:: Task ::
Transcribe the records in full, keeping every character as it is.

** START Input rows **

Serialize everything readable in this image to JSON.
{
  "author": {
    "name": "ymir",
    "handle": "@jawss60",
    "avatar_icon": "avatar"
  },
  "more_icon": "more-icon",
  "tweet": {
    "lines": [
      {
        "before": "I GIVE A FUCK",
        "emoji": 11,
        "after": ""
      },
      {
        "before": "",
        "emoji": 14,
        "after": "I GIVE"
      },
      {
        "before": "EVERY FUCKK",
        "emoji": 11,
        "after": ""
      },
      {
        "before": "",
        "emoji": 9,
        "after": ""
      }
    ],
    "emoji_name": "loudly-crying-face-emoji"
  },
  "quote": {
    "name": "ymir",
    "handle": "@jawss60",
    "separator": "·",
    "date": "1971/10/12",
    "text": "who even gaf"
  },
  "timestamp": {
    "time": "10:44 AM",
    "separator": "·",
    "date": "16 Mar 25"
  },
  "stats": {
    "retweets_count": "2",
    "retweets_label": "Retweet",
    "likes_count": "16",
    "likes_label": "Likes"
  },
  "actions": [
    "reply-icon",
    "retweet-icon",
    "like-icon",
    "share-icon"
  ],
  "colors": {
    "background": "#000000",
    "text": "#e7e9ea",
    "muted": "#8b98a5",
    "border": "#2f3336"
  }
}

** END Input rows **

:: Reply to the exercise ::
Serialize everything readable in this image to JSON.
{
  "author": {
    "name": "ymir",
    "handle": "@jawss60",
    "avatar_icon": "avatar"
  },
  "more_icon": "more-icon",
  "tweet": {
    "lines": [
      {
        "before": "I GIVE A FUCK",
        "emoji": 11,
        "after": ""
      },
      {
        "before": "",
        "emoji": 14,
        "after": "I GIVE"
      },
      {
        "before": "EVERY FUCKK",
        "emoji": 11,
        "after": ""
      },
      {
        "before": "",
        "emoji": 9,
        "after": ""
      }
    ],
    "emoji_name": "loudly-crying-face-emoji"
  },
  "quote": {
    "name": "ymir",
    "handle": "@jawss60",
    "separator": "·",
    "date": "1971/10/12",
    "text": "who even gaf"
  },
  "timestamp": {
    "time": "10:44 AM",
    "separator": "·",
    "date": "16 Mar 25"
  },
  "stats": {
    "retweets_count": "2",
    "retweets_label": "Retweet",
    "likes_count": "16",
    "likes_label": "Likes"
  },
  "actions": [
    "reply-icon",
    "retweet-icon",
    "like-icon",
    "share-icon"
  ],
  "colors": {
    "background": "#000000",
    "text": "#e7e9ea",
    "muted": "#8b98a5",
    "border": "#2f3336"
  }
}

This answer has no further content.